_WHAT YOU SHOULD DO_:
Write out the listing beneath this instruction in its entirety, exactly as it reads.

Dataset items
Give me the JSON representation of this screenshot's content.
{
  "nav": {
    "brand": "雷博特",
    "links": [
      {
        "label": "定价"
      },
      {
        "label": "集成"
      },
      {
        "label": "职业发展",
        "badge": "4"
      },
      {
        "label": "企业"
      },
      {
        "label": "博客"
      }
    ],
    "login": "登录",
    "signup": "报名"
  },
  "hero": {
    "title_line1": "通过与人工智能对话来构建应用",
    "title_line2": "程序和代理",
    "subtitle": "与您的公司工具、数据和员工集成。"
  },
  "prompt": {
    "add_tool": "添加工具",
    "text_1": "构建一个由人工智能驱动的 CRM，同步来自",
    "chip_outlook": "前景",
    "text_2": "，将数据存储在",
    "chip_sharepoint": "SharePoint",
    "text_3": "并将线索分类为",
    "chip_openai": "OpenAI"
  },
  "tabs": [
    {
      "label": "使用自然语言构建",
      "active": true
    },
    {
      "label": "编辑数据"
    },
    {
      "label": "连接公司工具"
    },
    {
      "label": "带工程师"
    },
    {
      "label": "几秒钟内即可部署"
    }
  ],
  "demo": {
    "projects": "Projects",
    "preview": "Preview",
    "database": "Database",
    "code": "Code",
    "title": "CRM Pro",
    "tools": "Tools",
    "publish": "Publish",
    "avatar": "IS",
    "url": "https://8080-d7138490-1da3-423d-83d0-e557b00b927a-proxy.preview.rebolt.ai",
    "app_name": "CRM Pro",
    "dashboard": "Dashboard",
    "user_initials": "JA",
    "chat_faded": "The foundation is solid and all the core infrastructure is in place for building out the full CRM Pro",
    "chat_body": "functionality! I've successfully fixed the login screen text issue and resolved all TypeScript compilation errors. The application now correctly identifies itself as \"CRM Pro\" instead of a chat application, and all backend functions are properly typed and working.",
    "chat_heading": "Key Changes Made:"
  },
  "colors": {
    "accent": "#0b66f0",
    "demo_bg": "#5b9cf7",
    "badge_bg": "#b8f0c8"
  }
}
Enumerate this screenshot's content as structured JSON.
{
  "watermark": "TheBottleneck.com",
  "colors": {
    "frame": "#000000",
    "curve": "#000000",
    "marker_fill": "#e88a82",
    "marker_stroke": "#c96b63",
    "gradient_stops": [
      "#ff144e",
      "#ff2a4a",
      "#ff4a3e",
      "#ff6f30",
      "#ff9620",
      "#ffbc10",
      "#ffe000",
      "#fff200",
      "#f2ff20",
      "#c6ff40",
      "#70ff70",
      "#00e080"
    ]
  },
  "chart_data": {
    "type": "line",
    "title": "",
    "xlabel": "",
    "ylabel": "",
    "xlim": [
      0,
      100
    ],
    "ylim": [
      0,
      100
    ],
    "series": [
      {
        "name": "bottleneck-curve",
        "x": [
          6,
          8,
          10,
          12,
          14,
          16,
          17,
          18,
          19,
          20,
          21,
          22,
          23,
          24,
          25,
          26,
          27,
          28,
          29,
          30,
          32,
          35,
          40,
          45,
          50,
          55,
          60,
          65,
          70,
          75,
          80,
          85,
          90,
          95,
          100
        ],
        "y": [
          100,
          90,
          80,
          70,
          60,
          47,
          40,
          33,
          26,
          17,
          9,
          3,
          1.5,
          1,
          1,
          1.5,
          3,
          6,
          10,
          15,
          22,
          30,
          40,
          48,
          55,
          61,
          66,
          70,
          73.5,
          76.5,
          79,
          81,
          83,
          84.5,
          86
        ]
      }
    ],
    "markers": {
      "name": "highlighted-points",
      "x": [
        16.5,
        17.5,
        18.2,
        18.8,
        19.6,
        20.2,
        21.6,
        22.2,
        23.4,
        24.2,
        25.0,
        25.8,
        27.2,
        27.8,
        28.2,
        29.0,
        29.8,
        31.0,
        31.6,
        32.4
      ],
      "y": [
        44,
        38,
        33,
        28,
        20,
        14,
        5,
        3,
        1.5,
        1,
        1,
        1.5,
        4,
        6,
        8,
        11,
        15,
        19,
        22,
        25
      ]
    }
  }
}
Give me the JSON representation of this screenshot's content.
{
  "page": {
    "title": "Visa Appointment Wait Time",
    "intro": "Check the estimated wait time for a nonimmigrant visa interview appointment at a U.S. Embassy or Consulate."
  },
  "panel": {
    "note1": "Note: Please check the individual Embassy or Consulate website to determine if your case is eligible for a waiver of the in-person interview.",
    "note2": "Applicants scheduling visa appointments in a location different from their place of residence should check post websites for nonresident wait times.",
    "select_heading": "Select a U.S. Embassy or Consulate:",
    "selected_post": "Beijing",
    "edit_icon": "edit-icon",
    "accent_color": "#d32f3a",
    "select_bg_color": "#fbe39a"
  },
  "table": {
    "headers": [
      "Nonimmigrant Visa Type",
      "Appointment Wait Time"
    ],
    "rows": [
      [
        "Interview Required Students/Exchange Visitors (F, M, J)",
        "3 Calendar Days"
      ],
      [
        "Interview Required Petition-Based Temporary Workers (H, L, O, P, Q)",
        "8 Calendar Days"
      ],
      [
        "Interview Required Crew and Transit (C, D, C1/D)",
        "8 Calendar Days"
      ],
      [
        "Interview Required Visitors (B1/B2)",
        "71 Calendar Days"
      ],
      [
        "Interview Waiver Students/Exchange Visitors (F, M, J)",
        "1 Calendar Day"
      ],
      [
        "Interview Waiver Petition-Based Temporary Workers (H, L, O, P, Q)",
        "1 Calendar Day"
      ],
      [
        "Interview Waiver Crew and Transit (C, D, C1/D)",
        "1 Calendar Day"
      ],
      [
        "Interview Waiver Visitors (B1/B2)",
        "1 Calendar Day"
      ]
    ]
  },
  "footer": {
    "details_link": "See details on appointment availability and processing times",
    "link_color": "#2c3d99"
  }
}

_FULL RESPONSE_:
Give me the JSON representation of this screenshot's content.
{
  "nav": {
    "brand": "雷博特",
    "links": [
      {
        "label": "定价"
      },
      {
        "label": "集成"
      },
      {
        "label": "职业发展",
        "badge": "4"
      },
      {
        "label": "企业"
      },
      {
        "label": "博客"
      }
    ],
    "login": "登录",
    "signup": "报名"
  },
  "hero": {
    "title_line1": "通过与人工智能对话来构建应用",
    "title_line2": "程序和代理",
    "subtitle": "与您的公司工具、数据和员工集成。"
  },
  "prompt": {
    "add_tool": "添加工具",
    "text_1": "构建一个由人工智能驱动的 CRM，同步来自",
    "chip_outlook": "前景",
    "text_2": "，将数据存储在",
    "chip_sharepoint": "SharePoint",
    "text_3": "并将线索分类为",
    "chip_openai": "OpenAI"
  },
  "tabs": [
    {
      "label": "使用自然语言构建",
      "active": true
    },
    {
      "label": "编辑数据"
    },
    {
      "label": "连接公司工具"
    },
    {
      "label": "带工程师"
    },
    {
      "label": "几秒钟内即可部署"
    }
  ],
  "demo": {
    "projects": "Projects",
    "preview": "Preview",
    "database": "Database",
    "code": "Code",
    "title": "CRM Pro",
    "tools": "Tools",
    "publish": "Publish",
    "avatar": "IS",
    "url": "https://8080-d7138490-1da3-423d-83d0-e557b00b927a-proxy.preview.rebolt.ai",
    "app_name": "CRM Pro",
    "dashboard": "Dashboard",
    "user_initials": "JA",
    "chat_faded": "The foundation is solid and all the core infrastructure is in place for building out the full CRM Pro",
    "chat_body": "functionality! I've successfully fixed the login screen text issue and resolved all TypeScript compilation errors. The application now correctly identifies itself as \"CRM Pro\" instead of a chat application, and all backend functions are properly typed and working.",
    "chat_heading": "Key Changes Made:"
  },
  "colors": {
    "accent": "#0b66f0",
    "demo_bg": "#5b9cf7",
    "badge_bg": "#b8f0c8"
  }
}
Enumerate this screenshot's content as structured JSON.
{
  "watermark": "TheBottleneck.com",
  "colors": {
    "frame": "#000000",
    "curve": "#000000",
    "marker_fill": "#e88a82",
    "marker_stroke": "#c96b63",
    "gradient_stops": [
      "#ff144e",
      "#ff2a4a",
      "#ff4a3e",
      "#ff6f30",
      "#ff9620",
      "#ffbc10",
      "#ffe000",
      "#fff200",
      "#f2ff20",
      "#c6ff40",
      "#70ff70",
      "#00e080"
    ]
  },
  "chart_data": {
    "type": "line",
    "title": "",
    "xlabel": "",
    "ylabel": "",
    "xlim": [
      0,
      100
    ],
    "ylim": [
      0,
      100
    ],
    "series": [
      {
        "name": "bottleneck-curve",
        "x": [
          6,
          8,
          10,
          12,
          14,
          16,
          17,
          18,
          19,
          20,
          21,
          22,
          23,
          24,
          25,
          26,
          27,
          28,
          29,
          30,
          32,
          35,
          40,
          45,
          50,
          55,
          60,
          65,
          70,
          75,
          80,
          85,
          90,
          95,
          100
        ],
        "y": [
          100,
          90,
          80,
          70,
          60,
          47,
          40,
          33,
          26,
          17,
          9,
          3,
          1.5,
          1,
          1,
          1.5,
          3,
          6,
          10,
          15,
          22,
          30,
          40,
          48,
          55,
          61,
          66,
          70,
          73.5,
          76.5,
          79,
          81,
          83,
          84.5,
          86
        ]
      }
    ],
    "markers": {
      "name": "highlighted-points",
      "x": [
        16.5,
        17.5,
        18.2,
        18.8,
        19.6,
        20.2,
        21.6,
        22.2,
        23.4,
        24.2,
        25.0,
        25.8,
        27.2,
        27.8,
        28.2,
        29.0,
        29.8,
        31.0,
        31.6,
        32.4
      ],
      "y": [
        44,
        38,
        33,
        28,
        20,
        14,
        5,
        3,
        1.5,
        1,
        1,
        1.5,
        4,
        6,
        8,
        11,
        15,
        19,
        22,
        25
      ]
    }
  }
}
Give me the JSON representation of this screenshot's content.
{
  "page": {
    "title": "Visa Appointment Wait Time",
    "intro": "Check the estimated wait time for a nonimmigrant visa interview appointment at a U.S. Embassy or Consulate."
  },
  "panel": {
    "note1": "Note: Please check the individual Embassy or Consulate website to determine if your case is eligible for a waiver of the in-person interview.",
    "note2": "Applicants scheduling visa appointments in a location different from their place of residence should check post websites for nonresident wait times.",
    "select_heading": "Select a U.S. Embassy or Consulate:",
    "selected_post": "Beijing",
    "edit_icon": "edit-icon",
    "accent_color": "#d32f3a",
    "select_bg_color": "#fbe39a"
  },
  "table": {
    "headers": [
      "Nonimmigrant Visa Type",
      "Appointment Wait Time"
    ],
    "rows": [
      [
        "Interview Required Students/Exchange Visitors (F, M, J)",
        "3 Calendar Days"
      ],
      [
        "Interview Required Petition-Based Temporary Workers (H, L, O, P, Q)",
        "8 Calendar Days"
      ],
      [
        "Interview Required Crew and Transit (C, D, C1/D)",
        "8 Calendar Days"
      ],
      [
        "Interview Required Visitors (B1/B2)",
        "71 Calendar Days"
      ],
      [
        "Interview Waiver Students/Exchange Visitors (F, M, J)",
        "1 Calendar Day"
      ],
      [
        "Interview Waiver Petition-Based Temporary Workers (H, L, O, P, Q)",
        "1 Calendar Day"
      ],
      [
        "Interview Waiver Crew and Transit (C, D, C1/D)",
        "1 Calendar Day"
      ],
      [
        "Interview Waiver Visitors (B1/B2)",
        "1 Calendar Day"
      ]
    ]
  },
  "footer": {
    "details_link": "See details on appointment availability and processing times",
    "link_color": "#2c3d99"
  }
}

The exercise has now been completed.